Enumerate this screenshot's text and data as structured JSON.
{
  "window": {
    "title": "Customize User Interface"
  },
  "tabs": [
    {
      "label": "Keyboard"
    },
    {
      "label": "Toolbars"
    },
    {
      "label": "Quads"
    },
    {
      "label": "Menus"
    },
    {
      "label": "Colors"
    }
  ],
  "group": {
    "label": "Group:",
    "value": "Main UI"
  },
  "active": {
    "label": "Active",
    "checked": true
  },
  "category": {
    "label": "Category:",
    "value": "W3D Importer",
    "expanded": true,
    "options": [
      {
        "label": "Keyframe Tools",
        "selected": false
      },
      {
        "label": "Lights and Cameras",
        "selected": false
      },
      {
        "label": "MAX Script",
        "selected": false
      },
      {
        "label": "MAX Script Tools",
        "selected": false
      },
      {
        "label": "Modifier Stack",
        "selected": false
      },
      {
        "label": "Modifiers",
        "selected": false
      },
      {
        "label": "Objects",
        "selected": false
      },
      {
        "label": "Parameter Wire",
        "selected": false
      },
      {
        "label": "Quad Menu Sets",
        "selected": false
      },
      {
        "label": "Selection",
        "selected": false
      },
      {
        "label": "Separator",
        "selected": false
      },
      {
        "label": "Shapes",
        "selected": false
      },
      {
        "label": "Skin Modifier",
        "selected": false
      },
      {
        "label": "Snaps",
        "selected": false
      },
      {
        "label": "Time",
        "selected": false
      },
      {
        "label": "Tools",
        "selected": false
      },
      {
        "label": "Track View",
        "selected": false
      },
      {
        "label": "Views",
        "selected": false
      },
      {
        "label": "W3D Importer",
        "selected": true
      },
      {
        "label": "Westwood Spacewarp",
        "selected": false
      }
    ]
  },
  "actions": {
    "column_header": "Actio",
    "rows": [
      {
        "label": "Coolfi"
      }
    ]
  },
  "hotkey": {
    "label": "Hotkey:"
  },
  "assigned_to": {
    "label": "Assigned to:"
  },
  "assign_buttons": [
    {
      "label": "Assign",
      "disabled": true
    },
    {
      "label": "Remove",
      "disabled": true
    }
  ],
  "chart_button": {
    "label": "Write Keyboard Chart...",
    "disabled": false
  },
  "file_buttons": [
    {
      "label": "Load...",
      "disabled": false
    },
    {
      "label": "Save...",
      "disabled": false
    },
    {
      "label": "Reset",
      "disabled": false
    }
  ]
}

## [WRITTEN REQUEST]
Copy out each line that contains the word "Tools".

## [TASK RESULT]
        "label": "Keyframe Tools",
        "label": "MAX Script Tools",
        "label": "Tools",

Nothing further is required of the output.